■ REQUIRED WORK ■
Return all lines from the listing below in which the string "exclusion" occurs.

■ DATA LISTING ■
•••

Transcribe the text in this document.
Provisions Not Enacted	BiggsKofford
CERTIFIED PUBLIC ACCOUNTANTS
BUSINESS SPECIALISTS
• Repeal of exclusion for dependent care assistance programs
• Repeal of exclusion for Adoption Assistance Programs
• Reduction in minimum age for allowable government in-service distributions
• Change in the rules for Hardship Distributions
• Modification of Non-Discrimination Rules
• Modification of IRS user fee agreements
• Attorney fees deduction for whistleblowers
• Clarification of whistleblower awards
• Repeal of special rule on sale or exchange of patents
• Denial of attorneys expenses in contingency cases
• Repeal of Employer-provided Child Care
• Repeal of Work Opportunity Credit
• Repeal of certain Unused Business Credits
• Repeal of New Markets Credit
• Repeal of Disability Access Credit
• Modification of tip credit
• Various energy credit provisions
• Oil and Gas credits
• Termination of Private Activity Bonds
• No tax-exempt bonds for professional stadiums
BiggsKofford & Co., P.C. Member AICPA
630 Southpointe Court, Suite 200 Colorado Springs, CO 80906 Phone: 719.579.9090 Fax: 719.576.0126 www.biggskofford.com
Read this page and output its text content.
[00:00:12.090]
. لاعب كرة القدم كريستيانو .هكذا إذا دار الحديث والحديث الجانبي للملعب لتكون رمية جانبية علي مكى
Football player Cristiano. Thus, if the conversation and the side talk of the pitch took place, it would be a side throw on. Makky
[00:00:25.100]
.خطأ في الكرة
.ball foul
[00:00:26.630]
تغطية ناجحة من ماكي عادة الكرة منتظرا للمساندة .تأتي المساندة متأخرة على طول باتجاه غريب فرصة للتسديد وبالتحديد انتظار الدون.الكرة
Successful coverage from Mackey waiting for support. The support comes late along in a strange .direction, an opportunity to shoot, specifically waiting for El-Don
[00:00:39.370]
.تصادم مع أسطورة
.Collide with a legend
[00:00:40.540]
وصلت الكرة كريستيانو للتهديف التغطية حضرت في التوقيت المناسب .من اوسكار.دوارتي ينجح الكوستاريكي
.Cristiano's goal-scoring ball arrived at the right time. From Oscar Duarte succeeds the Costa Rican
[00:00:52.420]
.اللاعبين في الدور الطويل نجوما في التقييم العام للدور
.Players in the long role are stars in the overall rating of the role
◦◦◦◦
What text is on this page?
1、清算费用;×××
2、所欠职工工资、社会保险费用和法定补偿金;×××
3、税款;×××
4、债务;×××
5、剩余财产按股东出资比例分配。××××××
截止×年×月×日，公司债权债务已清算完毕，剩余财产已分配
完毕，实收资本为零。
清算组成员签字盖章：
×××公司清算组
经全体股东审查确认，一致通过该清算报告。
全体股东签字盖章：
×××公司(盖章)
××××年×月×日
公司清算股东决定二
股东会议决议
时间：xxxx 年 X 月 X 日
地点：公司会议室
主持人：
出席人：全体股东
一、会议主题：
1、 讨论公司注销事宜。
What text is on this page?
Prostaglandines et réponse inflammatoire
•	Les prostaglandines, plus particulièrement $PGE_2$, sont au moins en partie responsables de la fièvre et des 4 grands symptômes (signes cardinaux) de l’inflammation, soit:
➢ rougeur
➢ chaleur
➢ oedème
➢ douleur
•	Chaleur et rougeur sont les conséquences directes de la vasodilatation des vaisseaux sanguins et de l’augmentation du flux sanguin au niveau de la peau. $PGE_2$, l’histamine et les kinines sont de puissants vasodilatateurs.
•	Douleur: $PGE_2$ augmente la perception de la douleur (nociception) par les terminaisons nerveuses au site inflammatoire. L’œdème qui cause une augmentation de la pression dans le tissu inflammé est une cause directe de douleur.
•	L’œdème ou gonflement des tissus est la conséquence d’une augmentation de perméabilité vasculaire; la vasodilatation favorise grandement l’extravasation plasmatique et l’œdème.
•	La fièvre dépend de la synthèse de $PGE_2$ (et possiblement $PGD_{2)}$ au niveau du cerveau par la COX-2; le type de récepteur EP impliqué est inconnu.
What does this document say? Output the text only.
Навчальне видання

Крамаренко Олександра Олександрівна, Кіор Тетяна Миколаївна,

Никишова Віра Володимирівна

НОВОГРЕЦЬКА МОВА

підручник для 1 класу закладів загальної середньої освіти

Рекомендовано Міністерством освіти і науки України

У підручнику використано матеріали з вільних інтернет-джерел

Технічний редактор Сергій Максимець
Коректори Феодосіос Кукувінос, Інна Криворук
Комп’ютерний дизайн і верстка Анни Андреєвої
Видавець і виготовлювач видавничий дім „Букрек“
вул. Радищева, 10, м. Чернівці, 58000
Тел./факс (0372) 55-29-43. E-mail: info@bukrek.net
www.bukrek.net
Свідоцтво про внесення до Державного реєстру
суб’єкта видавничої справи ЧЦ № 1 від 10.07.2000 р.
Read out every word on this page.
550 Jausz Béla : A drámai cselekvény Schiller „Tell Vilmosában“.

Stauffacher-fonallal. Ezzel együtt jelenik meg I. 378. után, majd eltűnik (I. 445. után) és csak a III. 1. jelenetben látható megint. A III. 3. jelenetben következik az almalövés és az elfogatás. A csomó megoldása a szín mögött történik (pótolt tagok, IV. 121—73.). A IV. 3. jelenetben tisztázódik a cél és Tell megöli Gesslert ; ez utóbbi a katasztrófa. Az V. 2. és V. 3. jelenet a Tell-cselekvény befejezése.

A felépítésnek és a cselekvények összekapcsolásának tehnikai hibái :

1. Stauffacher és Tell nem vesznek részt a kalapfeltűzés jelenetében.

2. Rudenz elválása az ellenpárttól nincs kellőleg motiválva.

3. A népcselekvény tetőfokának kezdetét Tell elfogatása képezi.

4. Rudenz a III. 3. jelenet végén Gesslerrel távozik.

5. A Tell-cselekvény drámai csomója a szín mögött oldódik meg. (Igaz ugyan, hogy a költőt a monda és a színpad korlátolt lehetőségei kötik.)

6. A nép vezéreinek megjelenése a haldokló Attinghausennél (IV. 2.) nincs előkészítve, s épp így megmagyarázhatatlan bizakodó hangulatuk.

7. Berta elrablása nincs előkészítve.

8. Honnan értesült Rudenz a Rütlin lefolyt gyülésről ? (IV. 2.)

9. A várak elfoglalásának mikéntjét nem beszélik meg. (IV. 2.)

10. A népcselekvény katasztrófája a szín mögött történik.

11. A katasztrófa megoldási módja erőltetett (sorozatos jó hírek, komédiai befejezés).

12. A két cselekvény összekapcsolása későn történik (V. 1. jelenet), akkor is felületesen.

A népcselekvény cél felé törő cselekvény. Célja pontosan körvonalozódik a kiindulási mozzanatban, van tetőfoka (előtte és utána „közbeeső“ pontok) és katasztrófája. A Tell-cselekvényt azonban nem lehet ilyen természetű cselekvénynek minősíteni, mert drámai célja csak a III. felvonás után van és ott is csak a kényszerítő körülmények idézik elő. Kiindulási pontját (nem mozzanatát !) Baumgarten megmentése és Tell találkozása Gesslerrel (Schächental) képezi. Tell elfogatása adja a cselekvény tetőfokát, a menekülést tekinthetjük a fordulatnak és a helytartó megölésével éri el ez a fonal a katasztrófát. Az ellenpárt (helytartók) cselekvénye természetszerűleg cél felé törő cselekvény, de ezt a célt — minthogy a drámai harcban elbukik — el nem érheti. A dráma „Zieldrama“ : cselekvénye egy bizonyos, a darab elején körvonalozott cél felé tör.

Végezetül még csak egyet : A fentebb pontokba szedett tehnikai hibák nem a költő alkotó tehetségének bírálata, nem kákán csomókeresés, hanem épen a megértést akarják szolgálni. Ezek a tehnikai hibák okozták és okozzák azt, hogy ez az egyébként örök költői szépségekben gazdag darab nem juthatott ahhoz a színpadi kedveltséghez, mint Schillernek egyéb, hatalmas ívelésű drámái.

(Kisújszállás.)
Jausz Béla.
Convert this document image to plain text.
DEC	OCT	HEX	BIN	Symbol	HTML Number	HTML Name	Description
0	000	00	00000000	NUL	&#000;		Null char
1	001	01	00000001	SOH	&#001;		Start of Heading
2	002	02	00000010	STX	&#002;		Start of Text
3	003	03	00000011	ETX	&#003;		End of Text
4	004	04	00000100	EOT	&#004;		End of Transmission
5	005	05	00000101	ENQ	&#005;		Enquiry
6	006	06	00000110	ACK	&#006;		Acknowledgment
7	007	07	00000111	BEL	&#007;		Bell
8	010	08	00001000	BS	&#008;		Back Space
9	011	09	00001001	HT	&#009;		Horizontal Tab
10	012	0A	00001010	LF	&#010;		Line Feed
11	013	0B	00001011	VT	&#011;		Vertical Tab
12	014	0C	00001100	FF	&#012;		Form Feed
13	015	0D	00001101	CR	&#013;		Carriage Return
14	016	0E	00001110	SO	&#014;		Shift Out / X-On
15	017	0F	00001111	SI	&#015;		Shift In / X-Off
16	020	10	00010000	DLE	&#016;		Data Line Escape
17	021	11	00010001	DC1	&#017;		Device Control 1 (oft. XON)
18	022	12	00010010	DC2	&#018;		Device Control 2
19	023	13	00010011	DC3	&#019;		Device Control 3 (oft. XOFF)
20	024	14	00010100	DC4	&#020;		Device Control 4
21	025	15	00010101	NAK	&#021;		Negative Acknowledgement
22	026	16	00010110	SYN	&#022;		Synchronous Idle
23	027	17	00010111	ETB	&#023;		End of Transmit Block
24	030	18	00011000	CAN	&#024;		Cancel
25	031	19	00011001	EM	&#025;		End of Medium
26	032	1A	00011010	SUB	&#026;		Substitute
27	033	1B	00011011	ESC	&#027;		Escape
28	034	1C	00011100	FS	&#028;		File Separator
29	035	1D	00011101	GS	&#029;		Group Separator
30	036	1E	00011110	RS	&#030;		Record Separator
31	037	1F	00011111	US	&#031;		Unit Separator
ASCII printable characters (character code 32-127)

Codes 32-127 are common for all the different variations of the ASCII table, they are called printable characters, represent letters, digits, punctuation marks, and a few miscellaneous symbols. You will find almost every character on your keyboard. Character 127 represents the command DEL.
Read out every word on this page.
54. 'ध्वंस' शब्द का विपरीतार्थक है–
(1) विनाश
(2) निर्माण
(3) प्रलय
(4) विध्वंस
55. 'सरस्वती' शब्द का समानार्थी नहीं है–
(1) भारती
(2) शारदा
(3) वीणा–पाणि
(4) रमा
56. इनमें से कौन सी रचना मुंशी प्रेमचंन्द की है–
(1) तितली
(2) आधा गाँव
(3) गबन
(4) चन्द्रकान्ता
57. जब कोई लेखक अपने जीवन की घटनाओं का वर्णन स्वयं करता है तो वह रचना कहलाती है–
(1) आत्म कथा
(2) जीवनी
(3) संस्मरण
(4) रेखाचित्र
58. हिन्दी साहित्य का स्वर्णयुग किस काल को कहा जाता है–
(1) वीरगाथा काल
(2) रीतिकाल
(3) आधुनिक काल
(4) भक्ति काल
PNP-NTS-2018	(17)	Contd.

•••

■ RESULT ■
• Repeal of exclusion for dependent care assistance programs
• Repeal of exclusion for Adoption Assistance Programs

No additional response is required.